TASK OBJECTIVE:
Please repeat all of the listing exactly.

** START OF DATA PROVIDED **

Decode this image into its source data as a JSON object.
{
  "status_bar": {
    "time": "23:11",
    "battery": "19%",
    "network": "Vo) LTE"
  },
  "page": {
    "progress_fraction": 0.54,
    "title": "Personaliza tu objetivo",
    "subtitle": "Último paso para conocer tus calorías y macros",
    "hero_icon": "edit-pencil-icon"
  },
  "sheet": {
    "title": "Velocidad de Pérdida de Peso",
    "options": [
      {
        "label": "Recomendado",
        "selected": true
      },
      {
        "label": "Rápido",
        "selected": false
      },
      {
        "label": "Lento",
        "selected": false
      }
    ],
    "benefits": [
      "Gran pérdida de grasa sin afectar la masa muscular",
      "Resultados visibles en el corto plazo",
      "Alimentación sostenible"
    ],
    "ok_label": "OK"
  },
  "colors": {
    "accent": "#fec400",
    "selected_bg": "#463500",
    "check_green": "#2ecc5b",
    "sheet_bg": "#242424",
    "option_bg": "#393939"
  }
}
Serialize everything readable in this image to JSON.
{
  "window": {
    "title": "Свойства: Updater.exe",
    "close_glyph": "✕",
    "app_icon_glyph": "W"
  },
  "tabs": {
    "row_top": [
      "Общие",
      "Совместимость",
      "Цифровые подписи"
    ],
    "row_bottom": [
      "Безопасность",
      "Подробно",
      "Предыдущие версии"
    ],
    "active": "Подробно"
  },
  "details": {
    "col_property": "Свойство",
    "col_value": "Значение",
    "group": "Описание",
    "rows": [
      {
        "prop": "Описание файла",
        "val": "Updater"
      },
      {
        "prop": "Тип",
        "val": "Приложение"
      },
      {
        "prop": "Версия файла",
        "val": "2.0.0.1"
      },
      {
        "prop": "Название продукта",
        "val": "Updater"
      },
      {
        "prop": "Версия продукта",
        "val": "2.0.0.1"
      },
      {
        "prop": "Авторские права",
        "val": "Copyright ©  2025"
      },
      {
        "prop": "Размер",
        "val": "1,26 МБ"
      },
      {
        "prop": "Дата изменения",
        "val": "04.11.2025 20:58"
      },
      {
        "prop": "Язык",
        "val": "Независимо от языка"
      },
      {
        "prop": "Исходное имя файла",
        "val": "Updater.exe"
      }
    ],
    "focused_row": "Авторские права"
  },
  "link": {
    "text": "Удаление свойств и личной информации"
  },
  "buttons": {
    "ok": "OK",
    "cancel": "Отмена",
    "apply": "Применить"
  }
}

** END OF DATA PROVIDED **

EXERCISE ANSWER:
Decode this image into its source data as a JSON object.
{
  "status_bar": {
    "time": "23:11",
    "battery": "19%",
    "network": "Vo) LTE"
  },
  "page": {
    "progress_fraction": 0.54,
    "title": "Personaliza tu objetivo",
    "subtitle": "Último paso para conocer tus calorías y macros",
    "hero_icon": "edit-pencil-icon"
  },
  "sheet": {
    "title": "Velocidad de Pérdida de Peso",
    "options": [
      {
        "label": "Recomendado",
        "selected": true
      },
      {
        "label": "Rápido",
        "selected": false
      },
      {
        "label": "Lento",
        "selected": false
      }
    ],
    "benefits": [
      "Gran pérdida de grasa sin afectar la masa muscular",
      "Resultados visibles en el corto plazo",
      "Alimentación sostenible"
    ],
    "ok_label": "OK"
  },
  "colors": {
    "accent": "#fec400",
    "selected_bg": "#463500",
    "check_green": "#2ecc5b",
    "sheet_bg": "#242424",
    "option_bg": "#393939"
  }
}
Serialize everything readable in this image to JSON.
{
  "window": {
    "title": "Свойства: Updater.exe",
    "close_glyph": "✕",
    "app_icon_glyph": "W"
  },
  "tabs": {
    "row_top": [
      "Общие",
      "Совместимость",
      "Цифровые подписи"
    ],
    "row_bottom": [
      "Безопасность",
      "Подробно",
      "Предыдущие версии"
    ],
    "active": "Подробно"
  },
  "details": {
    "col_property": "Свойство",
    "col_value": "Значение",
    "group": "Описание",
    "rows": [
      {
        "prop": "Описание файла",
        "val": "Updater"
      },
      {
        "prop": "Тип",
        "val": "Приложение"
      },
      {
        "prop": "Версия файла",
        "val": "2.0.0.1"
      },
      {
        "prop": "Название продукта",
        "val": "Updater"
      },
      {
        "prop": "Версия продукта",
        "val": "2.0.0.1"
      },
      {
        "prop": "Авторские права",
        "val": "Copyright ©  2025"
      },
      {
        "prop": "Размер",
        "val": "1,26 МБ"
      },
      {
        "prop": "Дата изменения",
        "val": "04.11.2025 20:58"
      },
      {
        "prop": "Язык",
        "val": "Независимо от языка"
      },
      {
        "prop": "Исходное имя файла",
        "val": "Updater.exe"
      }
    ],
    "focused_row": "Авторские права"
  },
  "link": {
    "text": "Удаление свойств и личной информации"
  },
  "buttons": {
    "ok": "OK",
    "cancel": "Отмена",
    "apply": "Применить"
  }
}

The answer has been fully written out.